● **Written problem**: Transcribe all of the records precisely as they are presented.

________________

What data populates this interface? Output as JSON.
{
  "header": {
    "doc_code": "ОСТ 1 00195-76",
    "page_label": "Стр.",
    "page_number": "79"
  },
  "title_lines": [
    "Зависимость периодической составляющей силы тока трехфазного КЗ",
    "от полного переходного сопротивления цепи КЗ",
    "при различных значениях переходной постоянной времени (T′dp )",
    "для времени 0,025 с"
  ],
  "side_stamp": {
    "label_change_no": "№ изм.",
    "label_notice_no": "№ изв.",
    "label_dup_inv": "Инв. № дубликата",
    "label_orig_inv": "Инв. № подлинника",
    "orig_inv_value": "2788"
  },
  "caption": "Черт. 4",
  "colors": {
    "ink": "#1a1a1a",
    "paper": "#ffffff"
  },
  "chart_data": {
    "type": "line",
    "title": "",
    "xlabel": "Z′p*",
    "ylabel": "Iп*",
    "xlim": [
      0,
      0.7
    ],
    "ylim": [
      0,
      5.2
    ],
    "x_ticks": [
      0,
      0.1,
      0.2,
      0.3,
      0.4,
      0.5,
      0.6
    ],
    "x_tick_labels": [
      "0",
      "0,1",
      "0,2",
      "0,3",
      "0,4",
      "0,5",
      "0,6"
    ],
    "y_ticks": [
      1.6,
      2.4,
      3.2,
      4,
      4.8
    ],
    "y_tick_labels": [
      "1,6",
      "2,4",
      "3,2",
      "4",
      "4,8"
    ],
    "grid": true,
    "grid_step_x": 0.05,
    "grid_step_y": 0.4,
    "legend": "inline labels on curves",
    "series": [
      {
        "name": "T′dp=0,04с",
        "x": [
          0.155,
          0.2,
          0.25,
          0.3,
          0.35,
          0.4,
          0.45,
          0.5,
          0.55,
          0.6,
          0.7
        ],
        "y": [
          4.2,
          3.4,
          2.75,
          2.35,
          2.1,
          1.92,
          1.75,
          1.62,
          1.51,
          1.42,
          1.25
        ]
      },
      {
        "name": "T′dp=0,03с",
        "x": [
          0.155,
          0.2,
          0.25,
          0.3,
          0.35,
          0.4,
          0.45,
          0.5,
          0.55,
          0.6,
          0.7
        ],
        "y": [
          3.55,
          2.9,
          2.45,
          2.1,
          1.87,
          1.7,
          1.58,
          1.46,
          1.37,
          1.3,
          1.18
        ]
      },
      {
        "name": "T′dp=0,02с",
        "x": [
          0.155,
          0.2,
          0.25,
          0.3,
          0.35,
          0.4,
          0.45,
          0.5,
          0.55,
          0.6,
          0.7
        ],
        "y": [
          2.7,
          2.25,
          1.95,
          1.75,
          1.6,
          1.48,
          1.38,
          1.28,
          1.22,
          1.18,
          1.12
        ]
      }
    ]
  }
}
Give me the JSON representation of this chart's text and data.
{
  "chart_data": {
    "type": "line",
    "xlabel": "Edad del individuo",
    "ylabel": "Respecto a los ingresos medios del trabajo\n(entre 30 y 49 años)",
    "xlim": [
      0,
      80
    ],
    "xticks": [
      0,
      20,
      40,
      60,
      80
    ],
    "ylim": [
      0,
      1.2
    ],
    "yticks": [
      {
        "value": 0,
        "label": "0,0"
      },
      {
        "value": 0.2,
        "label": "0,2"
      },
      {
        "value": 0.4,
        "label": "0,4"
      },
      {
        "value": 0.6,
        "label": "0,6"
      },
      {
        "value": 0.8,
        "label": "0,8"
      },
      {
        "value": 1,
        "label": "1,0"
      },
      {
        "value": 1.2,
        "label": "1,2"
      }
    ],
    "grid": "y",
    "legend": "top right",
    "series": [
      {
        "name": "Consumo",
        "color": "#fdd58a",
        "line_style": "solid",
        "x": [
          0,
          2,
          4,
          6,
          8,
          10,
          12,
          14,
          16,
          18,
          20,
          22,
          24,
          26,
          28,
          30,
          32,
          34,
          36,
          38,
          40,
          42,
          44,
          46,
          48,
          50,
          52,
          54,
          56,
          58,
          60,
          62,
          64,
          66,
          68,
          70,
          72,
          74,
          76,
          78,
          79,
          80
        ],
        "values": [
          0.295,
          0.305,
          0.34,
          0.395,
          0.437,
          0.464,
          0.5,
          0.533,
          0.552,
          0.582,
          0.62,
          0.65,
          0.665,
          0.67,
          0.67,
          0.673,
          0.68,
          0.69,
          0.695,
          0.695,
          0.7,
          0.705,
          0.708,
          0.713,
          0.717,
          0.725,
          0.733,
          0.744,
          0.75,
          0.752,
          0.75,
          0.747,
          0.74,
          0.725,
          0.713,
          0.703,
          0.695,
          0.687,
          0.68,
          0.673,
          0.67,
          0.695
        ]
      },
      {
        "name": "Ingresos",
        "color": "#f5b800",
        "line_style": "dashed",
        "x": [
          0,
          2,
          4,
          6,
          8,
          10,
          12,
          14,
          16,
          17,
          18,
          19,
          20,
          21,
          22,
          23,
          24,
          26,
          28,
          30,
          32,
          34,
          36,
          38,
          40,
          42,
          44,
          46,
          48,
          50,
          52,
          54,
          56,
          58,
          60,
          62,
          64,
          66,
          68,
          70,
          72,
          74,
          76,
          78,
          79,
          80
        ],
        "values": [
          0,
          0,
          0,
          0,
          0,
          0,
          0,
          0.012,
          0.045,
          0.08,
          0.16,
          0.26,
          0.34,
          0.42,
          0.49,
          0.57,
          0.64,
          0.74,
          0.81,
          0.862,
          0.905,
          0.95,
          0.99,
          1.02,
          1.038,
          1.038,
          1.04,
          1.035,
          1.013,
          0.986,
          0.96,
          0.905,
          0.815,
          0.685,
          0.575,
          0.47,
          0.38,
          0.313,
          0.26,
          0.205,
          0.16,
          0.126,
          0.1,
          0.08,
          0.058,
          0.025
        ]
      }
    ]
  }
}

________________

● **Full solution**:
What data populates this interface? Output as JSON.
{
  "header": {
    "doc_code": "ОСТ 1 00195-76",
    "page_label": "Стр.",
    "page_number": "79"
  },
  "title_lines": [
    "Зависимость периодической составляющей силы тока трехфазного КЗ",
    "от полного переходного сопротивления цепи КЗ",
    "при различных значениях переходной постоянной времени (T′dp )",
    "для времени 0,025 с"
  ],
  "side_stamp": {
    "label_change_no": "№ изм.",
    "label_notice_no": "№ изв.",
    "label_dup_inv": "Инв. № дубликата",
    "label_orig_inv": "Инв. № подлинника",
    "orig_inv_value": "2788"
  },
  "caption": "Черт. 4",
  "colors": {
    "ink": "#1a1a1a",
    "paper": "#ffffff"
  },
  "chart_data": {
    "type": "line",
    "title": "",
    "xlabel": "Z′p*",
    "ylabel": "Iп*",
    "xlim": [
      0,
      0.7
    ],
    "ylim": [
      0,
      5.2
    ],
    "x_ticks": [
      0,
      0.1,
      0.2,
      0.3,
      0.4,
      0.5,
      0.6
    ],
    "x_tick_labels": [
      "0",
      "0,1",
      "0,2",
      "0,3",
      "0,4",
      "0,5",
      "0,6"
    ],
    "y_ticks": [
      1.6,
      2.4,
      3.2,
      4,
      4.8
    ],
    "y_tick_labels": [
      "1,6",
      "2,4",
      "3,2",
      "4",
      "4,8"
    ],
    "grid": true,
    "grid_step_x": 0.05,
    "grid_step_y": 0.4,
    "legend": "inline labels on curves",
    "series": [
      {
        "name": "T′dp=0,04с",
        "x": [
          0.155,
          0.2,
          0.25,
          0.3,
          0.35,
          0.4,
          0.45,
          0.5,
          0.55,
          0.6,
          0.7
        ],
        "y": [
          4.2,
          3.4,
          2.75,
          2.35,
          2.1,
          1.92,
          1.75,
          1.62,
          1.51,
          1.42,
          1.25
        ]
      },
      {
        "name": "T′dp=0,03с",
        "x": [
          0.155,
          0.2,
          0.25,
          0.3,
          0.35,
          0.4,
          0.45,
          0.5,
          0.55,
          0.6,
          0.7
        ],
        "y": [
          3.55,
          2.9,
          2.45,
          2.1,
          1.87,
          1.7,
          1.58,
          1.46,
          1.37,
          1.3,
          1.18
        ]
      },
      {
        "name": "T′dp=0,02с",
        "x": [
          0.155,
          0.2,
          0.25,
          0.3,
          0.35,
          0.4,
          0.45,
          0.5,
          0.55,
          0.6,
          0.7
        ],
        "y": [
          2.7,
          2.25,
          1.95,
          1.75,
          1.6,
          1.48,
          1.38,
          1.28,
          1.22,
          1.18,
          1.12
        ]
      }
    ]
  }
}
Give me the JSON representation of this chart's text and data.
{
  "chart_data": {
    "type": "line",
    "xlabel": "Edad del individuo",
    "ylabel": "Respecto a los ingresos medios del trabajo\n(entre 30 y 49 años)",
    "xlim": [
      0,
      80
    ],
    "xticks": [
      0,
      20,
      40,
      60,
      80
    ],
    "ylim": [
      0,
      1.2
    ],
    "yticks": [
      {
        "value": 0,
        "label": "0,0"
      },
      {
        "value": 0.2,
        "label": "0,2"
      },
      {
        "value": 0.4,
        "label": "0,4"
      },
      {
        "value": 0.6,
        "label": "0,6"
      },
      {
        "value": 0.8,
        "label": "0,8"
      },
      {
        "value": 1,
        "label": "1,0"
      },
      {
        "value": 1.2,
        "label": "1,2"
      }
    ],
    "grid": "y",
    "legend": "top right",
    "series": [
      {
        "name": "Consumo",
        "color": "#fdd58a",
        "line_style": "solid",
        "x": [
          0,
          2,
          4,
          6,
          8,
          10,
          12,
          14,
          16,
          18,
          20,
          22,
          24,
          26,
          28,
          30,
          32,
          34,
          36,
          38,
          40,
          42,
          44,
          46,
          48,
          50,
          52,
          54,
          56,
          58,
          60,
          62,
          64,
          66,
          68,
          70,
          72,
          74,
          76,
          78,
          79,
          80
        ],
        "values": [
          0.295,
          0.305,
          0.34,
          0.395,
          0.437,
          0.464,
          0.5,
          0.533,
          0.552,
          0.582,
          0.62,
          0.65,
          0.665,
          0.67,
          0.67,
          0.673,
          0.68,
          0.69,
          0.695,
          0.695,
          0.7,
          0.705,
          0.708,
          0.713,
          0.717,
          0.725,
          0.733,
          0.744,
          0.75,
          0.752,
          0.75,
          0.747,
          0.74,
          0.725,
          0.713,
          0.703,
          0.695,
          0.687,
          0.68,
          0.673,
          0.67,
          0.695
        ]
      },
      {
        "name": "Ingresos",
        "color": "#f5b800",
        "line_style": "dashed",
        "x": [
          0,
          2,
          4,
          6,
          8,
          10,
          12,
          14,
          16,
          17,
          18,
          19,
          20,
          21,
          22,
          23,
          24,
          26,
          28,
          30,
          32,
          34,
          36,
          38,
          40,
          42,
          44,
          46,
          48,
          50,
          52,
          54,
          56,
          58,
          60,
          62,
          64,
          66,
          68,
          70,
          72,
          74,
          76,
          78,
          79,
          80
        ],
        "values": [
          0,
          0,
          0,
          0,
          0,
          0,
          0,
          0.012,
          0.045,
          0.08,
          0.16,
          0.26,
          0.34,
          0.42,
          0.49,
          0.57,
          0.64,
          0.74,
          0.81,
          0.862,
          0.905,
          0.95,
          0.99,
          1.02,
          1.038,
          1.038,
          1.04,
          1.035,
          1.013,
          0.986,
          0.96,
          0.905,
          0.815,
          0.685,
          0.575,
          0.47,
          0.38,
          0.313,
          0.26,
          0.205,
          0.16,
          0.126,
          0.1,
          0.08,
          0.058,
          0.025
        ]
      }
    ]
  }
}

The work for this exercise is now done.